— BEGIN Record list —

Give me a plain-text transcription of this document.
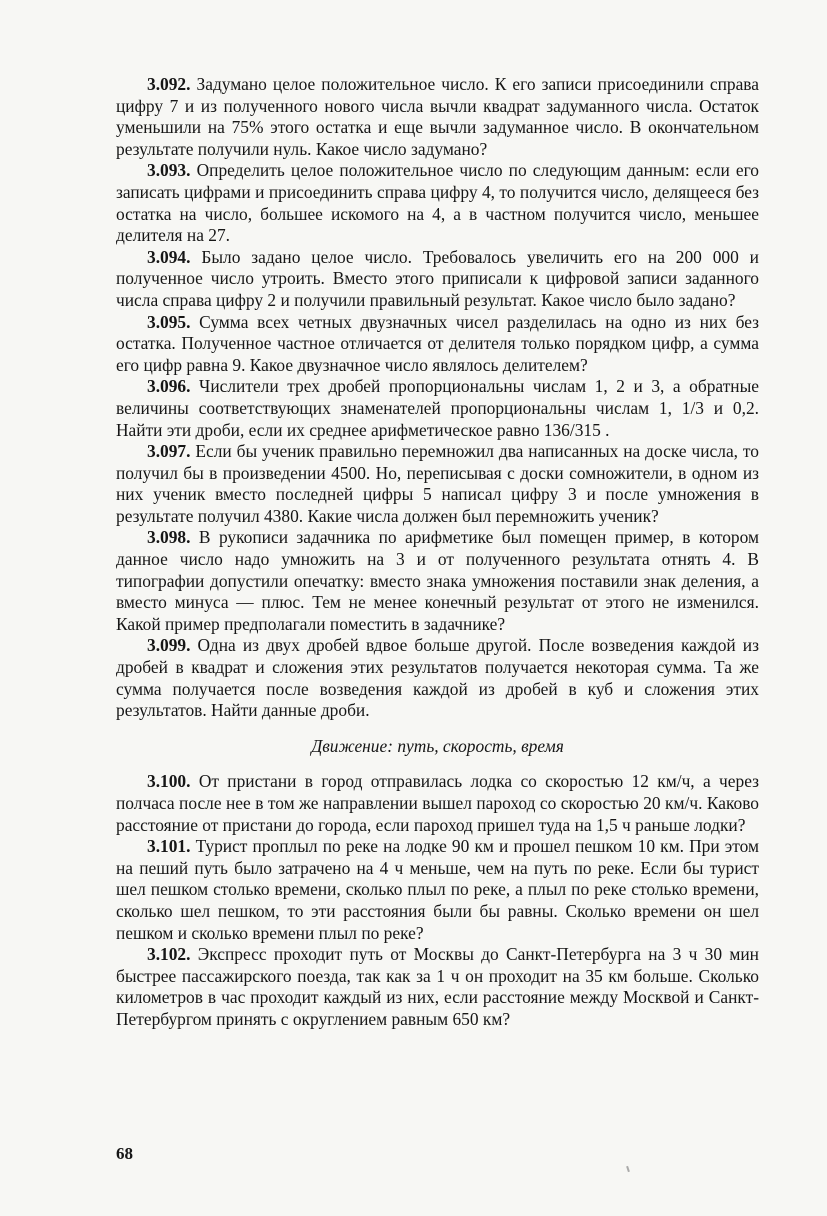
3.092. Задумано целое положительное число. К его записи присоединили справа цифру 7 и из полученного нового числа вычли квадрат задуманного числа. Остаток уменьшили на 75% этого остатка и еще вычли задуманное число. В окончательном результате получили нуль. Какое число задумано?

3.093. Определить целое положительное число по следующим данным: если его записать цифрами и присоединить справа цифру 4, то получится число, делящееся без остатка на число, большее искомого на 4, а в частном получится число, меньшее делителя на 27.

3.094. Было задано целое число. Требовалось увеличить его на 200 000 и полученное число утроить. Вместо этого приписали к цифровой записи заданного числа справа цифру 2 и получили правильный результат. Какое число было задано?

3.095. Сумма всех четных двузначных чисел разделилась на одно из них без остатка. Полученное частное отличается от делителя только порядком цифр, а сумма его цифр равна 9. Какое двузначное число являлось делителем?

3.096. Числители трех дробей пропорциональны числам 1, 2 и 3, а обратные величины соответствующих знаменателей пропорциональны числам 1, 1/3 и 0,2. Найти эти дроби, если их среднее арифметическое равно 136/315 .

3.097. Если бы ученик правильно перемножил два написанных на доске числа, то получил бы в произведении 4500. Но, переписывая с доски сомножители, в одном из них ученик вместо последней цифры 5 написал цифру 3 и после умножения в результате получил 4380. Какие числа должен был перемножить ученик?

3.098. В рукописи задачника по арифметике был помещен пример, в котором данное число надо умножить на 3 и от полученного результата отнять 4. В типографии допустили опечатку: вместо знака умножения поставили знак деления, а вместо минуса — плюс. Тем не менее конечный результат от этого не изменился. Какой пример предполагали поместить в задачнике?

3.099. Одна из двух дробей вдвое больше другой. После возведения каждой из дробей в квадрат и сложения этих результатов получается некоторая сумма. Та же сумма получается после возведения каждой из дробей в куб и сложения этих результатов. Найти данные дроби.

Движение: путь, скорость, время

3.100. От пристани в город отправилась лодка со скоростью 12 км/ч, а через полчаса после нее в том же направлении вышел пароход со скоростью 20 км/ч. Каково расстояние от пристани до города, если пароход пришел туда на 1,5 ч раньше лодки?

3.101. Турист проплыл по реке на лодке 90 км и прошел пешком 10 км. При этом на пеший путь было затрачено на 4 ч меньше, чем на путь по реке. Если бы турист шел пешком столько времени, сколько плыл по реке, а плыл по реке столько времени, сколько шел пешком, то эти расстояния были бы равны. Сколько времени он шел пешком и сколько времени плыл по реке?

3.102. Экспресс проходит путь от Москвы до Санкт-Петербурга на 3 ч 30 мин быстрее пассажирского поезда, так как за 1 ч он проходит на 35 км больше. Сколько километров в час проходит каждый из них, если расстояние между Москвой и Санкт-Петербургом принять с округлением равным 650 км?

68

— END Record list —
— BEGIN Record list —

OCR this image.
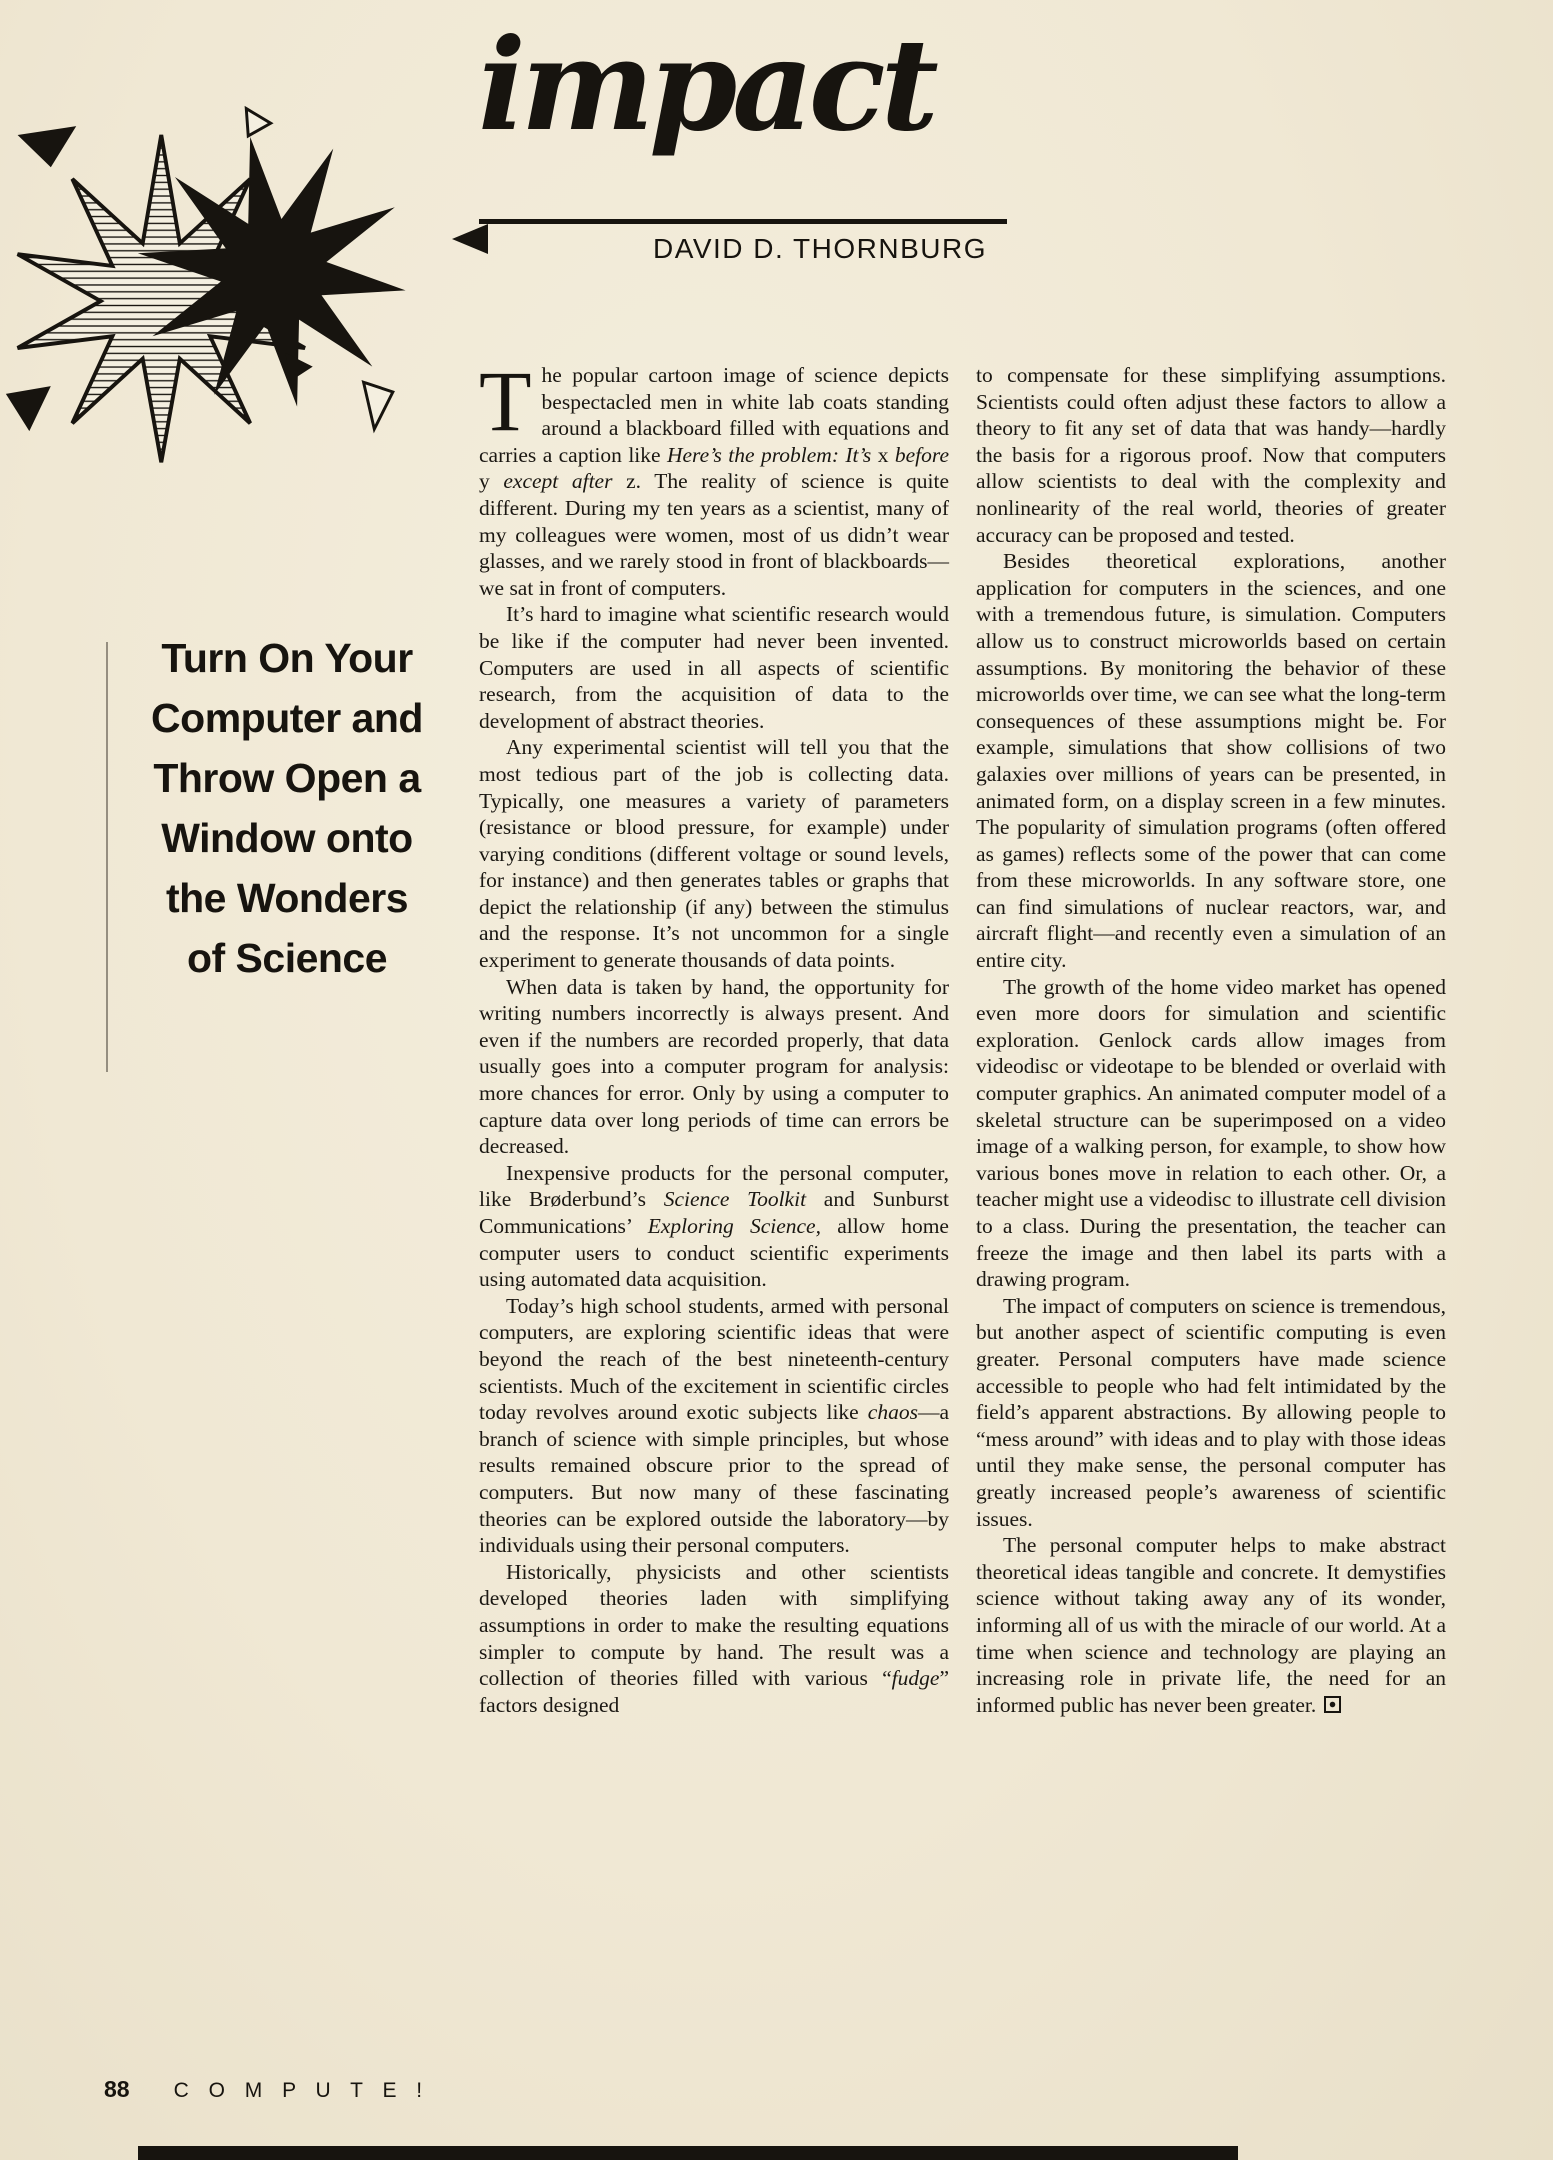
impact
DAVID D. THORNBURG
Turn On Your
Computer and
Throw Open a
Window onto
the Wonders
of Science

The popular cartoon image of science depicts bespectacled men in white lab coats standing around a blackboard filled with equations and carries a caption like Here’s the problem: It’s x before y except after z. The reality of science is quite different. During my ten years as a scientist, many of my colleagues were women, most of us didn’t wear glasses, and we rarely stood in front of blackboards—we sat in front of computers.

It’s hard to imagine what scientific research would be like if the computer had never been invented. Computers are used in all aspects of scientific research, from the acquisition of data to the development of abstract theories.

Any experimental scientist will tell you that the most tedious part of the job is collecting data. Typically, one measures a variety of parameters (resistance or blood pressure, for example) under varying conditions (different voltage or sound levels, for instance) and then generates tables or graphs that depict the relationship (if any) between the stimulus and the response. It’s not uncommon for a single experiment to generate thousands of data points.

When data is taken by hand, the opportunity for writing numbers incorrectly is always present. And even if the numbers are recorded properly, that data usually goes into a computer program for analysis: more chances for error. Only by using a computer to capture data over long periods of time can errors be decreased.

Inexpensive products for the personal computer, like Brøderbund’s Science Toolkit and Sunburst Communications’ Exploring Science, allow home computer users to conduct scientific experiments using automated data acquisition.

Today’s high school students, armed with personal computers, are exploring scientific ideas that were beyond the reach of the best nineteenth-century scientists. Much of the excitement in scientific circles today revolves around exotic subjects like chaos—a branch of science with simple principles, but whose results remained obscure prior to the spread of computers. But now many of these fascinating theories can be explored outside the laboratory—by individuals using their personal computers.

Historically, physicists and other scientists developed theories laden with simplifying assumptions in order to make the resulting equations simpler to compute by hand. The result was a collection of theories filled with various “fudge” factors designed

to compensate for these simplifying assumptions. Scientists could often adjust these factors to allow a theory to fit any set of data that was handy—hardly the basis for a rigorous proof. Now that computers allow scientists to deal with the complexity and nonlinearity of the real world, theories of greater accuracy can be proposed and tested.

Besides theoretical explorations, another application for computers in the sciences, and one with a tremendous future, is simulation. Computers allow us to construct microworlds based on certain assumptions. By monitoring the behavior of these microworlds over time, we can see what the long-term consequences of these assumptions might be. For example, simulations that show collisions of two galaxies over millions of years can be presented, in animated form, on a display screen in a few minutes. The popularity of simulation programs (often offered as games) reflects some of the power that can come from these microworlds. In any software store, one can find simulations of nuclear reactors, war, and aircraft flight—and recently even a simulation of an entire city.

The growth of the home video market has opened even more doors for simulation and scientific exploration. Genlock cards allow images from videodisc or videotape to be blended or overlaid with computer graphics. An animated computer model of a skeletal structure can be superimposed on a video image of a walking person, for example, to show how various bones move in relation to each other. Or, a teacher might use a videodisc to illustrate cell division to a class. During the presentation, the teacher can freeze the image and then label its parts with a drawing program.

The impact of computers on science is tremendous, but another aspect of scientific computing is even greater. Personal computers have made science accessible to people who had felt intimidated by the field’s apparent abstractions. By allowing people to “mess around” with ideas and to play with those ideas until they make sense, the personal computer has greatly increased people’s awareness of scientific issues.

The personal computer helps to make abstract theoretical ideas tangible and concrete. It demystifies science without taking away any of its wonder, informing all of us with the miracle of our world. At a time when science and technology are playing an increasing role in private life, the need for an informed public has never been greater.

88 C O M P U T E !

— END Record list —

## Objective
Copy each line above containing the string "дробей".

## Response for this exercise
3.096. Числители трех дробей пропорциональны числам 1, 2 и 3, а обратные величины соответствующих знаменателей пропорциональны числам 1, 1/3 и 0,2. Найти эти дроби, если их среднее арифметическое равно 136/315 .
3.099. Одна из двух дробей вдвое больше другой. После возведения каждой из дробей в квадрат и сложения этих результатов получается некоторая сумма. Та же сумма получается после возведения каждой из дробей в куб и сложения этих результатов. Найти данные дроби.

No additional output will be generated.